▸ Stated goal
Check every line below for the word "Week" and show those that hold it.

▸ Data lines
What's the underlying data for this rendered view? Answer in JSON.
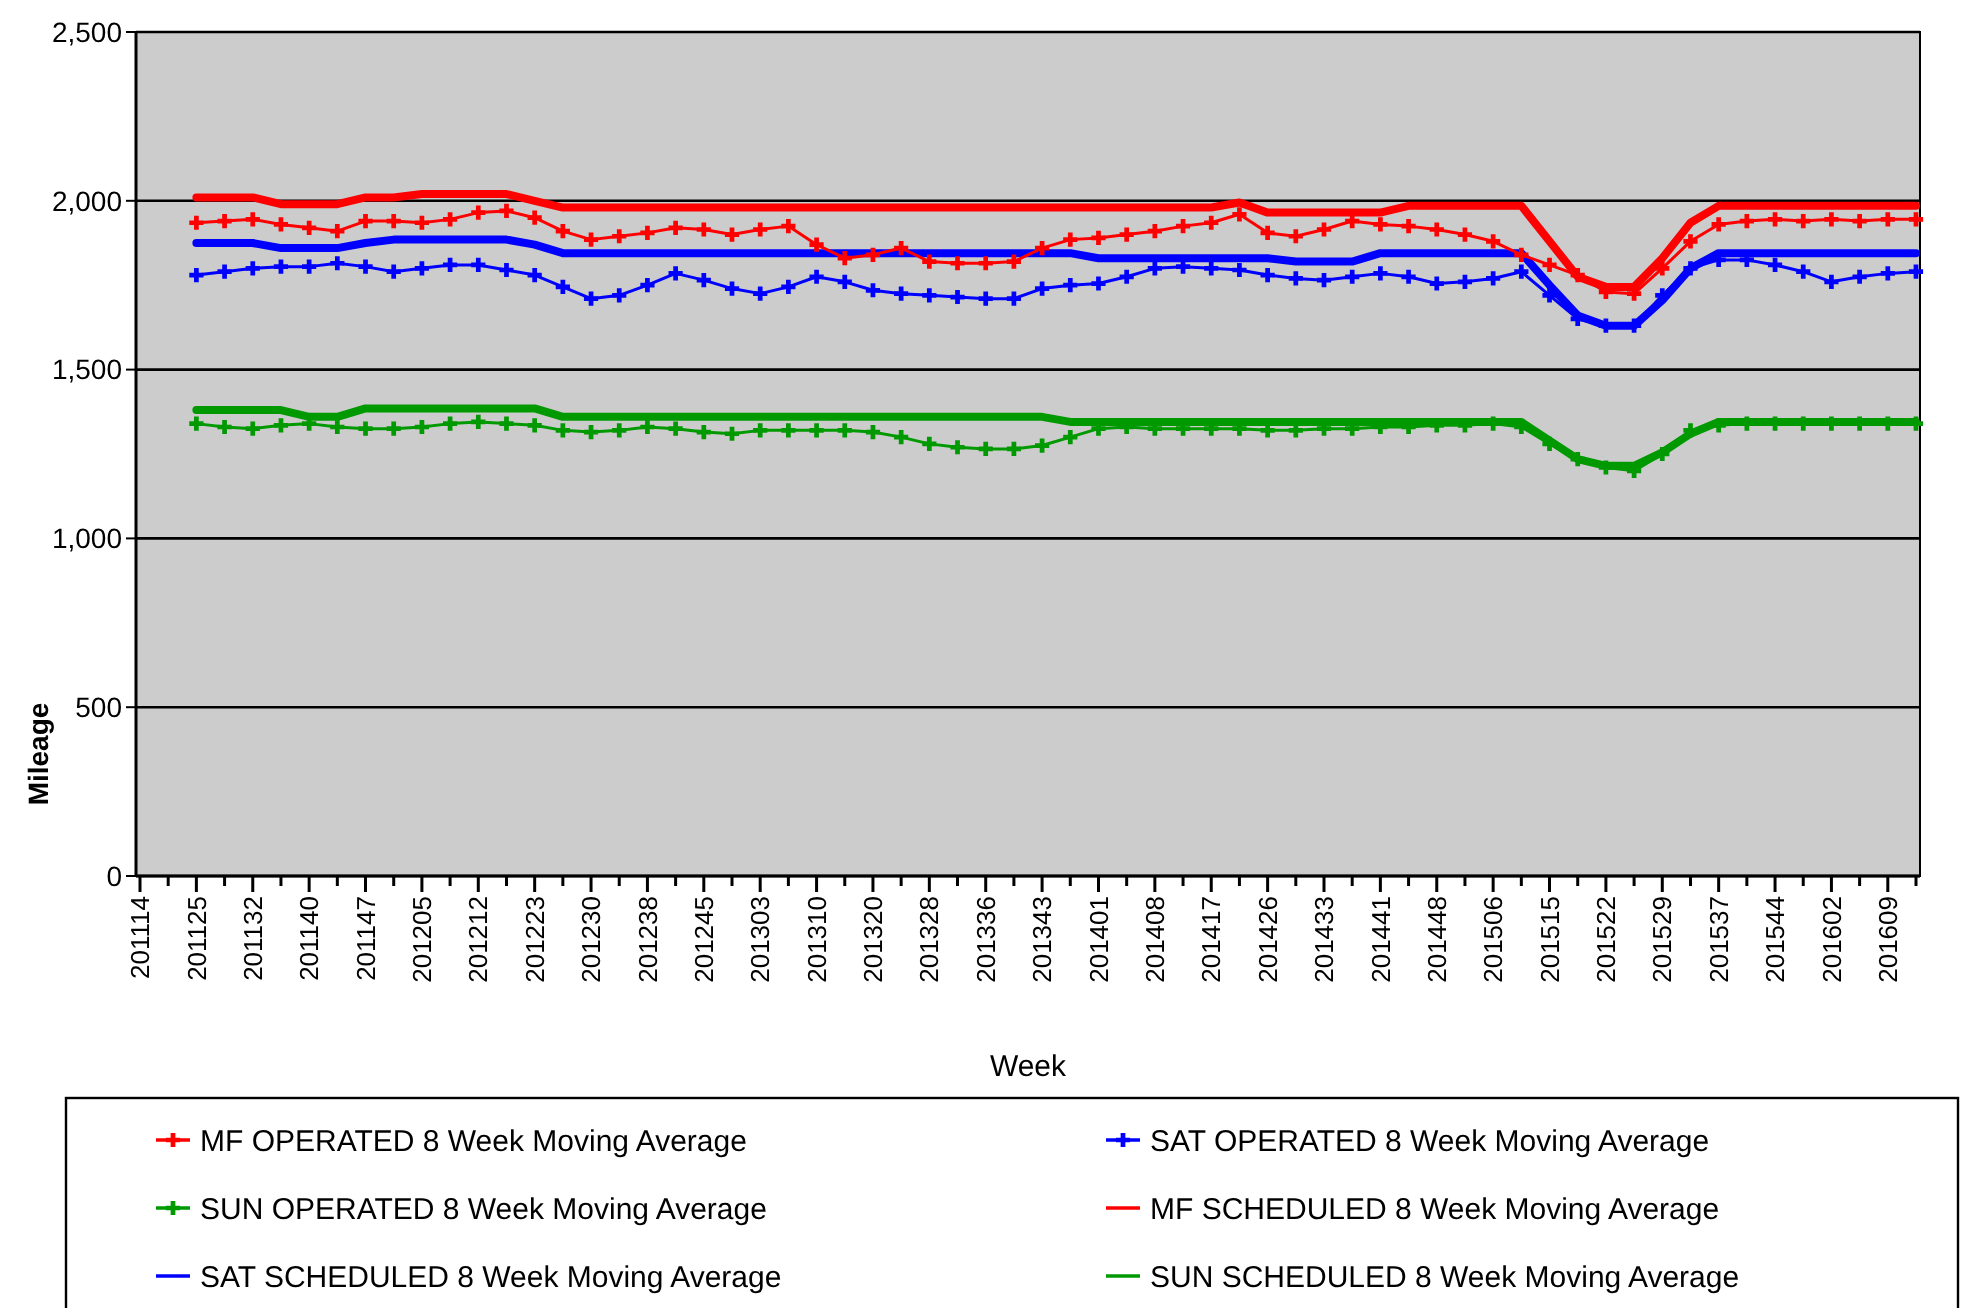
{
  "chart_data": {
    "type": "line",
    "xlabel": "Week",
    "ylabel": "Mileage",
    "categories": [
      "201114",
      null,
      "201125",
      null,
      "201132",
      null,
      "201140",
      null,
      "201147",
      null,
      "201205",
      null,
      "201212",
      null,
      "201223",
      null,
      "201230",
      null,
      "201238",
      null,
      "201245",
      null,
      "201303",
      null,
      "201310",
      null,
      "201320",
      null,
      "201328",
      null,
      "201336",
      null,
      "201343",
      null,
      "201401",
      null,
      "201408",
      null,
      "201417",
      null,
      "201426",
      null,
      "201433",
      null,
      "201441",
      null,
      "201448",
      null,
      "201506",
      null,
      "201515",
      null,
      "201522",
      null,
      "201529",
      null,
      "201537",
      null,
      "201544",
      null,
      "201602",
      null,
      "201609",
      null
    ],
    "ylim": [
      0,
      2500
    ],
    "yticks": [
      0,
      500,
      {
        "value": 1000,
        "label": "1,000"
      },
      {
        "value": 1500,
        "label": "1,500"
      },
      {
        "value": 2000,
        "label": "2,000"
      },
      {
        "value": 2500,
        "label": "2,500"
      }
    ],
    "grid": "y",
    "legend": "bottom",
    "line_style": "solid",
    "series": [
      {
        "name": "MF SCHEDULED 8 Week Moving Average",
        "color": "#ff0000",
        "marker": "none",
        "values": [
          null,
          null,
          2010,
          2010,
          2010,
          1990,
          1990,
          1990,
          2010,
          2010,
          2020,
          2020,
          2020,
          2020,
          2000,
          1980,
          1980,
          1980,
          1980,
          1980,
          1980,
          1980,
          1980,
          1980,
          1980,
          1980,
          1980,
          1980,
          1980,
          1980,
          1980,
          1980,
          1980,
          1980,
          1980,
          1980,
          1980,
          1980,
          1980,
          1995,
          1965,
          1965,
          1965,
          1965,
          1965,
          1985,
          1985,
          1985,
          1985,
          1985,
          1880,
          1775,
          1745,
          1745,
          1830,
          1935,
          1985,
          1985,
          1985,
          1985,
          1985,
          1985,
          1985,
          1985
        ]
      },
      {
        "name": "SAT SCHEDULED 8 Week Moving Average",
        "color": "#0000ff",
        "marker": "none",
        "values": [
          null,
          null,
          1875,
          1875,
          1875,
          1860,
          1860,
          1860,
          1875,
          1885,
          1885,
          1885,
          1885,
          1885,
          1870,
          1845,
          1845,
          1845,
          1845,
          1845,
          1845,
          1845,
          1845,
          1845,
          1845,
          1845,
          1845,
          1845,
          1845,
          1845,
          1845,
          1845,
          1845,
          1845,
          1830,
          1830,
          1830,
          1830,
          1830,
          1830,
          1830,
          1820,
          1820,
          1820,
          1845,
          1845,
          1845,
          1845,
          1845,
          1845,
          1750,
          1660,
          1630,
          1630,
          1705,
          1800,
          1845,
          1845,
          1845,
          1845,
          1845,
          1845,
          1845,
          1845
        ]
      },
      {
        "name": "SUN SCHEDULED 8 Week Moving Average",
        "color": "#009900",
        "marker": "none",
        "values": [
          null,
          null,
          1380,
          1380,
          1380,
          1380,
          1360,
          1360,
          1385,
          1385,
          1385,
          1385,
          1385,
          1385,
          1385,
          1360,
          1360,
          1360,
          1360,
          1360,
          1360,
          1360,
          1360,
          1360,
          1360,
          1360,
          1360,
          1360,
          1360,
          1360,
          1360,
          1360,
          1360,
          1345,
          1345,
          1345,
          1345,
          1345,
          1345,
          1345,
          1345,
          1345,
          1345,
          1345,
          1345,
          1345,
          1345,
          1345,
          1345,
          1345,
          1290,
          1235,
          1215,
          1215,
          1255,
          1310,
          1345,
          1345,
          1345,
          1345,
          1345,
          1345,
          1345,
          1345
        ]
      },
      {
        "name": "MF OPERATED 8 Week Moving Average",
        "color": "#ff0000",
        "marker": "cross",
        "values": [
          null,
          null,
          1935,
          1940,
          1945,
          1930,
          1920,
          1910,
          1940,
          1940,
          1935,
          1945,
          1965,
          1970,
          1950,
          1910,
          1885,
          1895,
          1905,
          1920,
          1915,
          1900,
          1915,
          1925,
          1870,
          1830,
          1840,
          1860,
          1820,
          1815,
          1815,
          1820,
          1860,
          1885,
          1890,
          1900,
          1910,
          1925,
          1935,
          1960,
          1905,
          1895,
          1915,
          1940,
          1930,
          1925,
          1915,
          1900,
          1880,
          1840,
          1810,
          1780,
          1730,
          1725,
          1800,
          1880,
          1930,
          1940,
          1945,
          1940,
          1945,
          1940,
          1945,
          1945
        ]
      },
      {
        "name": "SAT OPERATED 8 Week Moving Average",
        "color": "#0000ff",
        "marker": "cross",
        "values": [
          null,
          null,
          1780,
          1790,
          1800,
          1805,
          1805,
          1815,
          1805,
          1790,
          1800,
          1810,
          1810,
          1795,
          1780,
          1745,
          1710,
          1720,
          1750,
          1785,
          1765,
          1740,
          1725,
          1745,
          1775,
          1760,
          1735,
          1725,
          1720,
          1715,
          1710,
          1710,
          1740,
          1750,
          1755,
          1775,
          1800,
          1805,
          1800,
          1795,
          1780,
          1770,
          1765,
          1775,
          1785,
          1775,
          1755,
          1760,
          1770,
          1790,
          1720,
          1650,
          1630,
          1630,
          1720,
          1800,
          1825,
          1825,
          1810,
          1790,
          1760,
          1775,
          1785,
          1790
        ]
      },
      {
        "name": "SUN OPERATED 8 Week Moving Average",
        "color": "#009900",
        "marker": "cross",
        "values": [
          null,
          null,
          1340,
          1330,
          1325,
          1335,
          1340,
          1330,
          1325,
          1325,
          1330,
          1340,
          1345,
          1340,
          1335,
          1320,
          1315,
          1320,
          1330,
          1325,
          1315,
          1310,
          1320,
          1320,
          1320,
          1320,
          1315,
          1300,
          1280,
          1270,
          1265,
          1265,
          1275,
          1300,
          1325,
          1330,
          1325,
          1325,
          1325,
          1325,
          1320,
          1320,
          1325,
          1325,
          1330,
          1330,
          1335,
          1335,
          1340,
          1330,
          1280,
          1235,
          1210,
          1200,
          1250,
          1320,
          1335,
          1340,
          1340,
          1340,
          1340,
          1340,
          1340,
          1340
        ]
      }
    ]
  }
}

...

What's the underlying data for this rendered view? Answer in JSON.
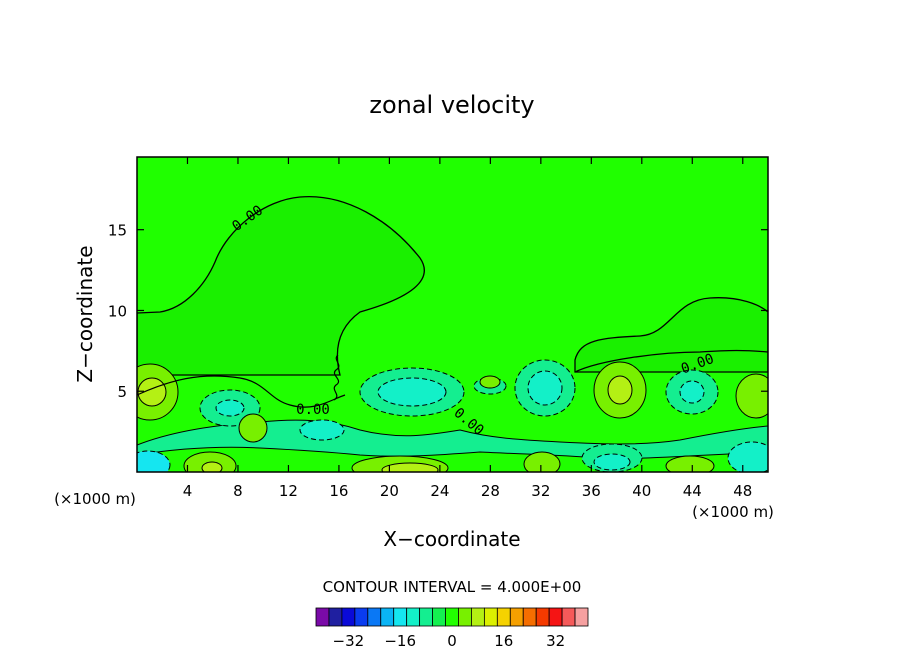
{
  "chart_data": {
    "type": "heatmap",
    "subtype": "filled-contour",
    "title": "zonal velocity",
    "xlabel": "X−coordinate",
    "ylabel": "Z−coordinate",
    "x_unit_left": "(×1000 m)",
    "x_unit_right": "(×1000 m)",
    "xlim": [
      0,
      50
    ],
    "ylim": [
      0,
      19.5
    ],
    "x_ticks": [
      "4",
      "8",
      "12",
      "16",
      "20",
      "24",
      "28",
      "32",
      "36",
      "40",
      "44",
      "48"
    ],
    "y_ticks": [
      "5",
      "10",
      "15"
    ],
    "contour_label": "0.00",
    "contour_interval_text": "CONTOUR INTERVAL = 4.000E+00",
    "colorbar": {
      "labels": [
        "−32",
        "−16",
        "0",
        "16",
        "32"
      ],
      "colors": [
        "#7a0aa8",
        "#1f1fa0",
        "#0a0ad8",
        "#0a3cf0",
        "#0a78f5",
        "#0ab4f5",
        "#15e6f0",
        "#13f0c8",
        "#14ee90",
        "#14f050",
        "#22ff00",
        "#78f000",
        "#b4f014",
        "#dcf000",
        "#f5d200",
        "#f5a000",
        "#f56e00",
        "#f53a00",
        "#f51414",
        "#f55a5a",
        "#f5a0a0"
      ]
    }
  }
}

▸ Complete output
    "xlabel": "Week",
        "name": "MF SCHEDULED 8 Week Moving Average",
        "name": "SAT SCHEDULED 8 Week Moving Average",
        "name": "SUN SCHEDULED 8 Week Moving Average",
        "name": "MF OPERATED 8 Week Moving Average",
        "name": "SAT OPERATED 8 Week Moving Average",
        "name": "SUN OPERATED 8 Week Moving Average",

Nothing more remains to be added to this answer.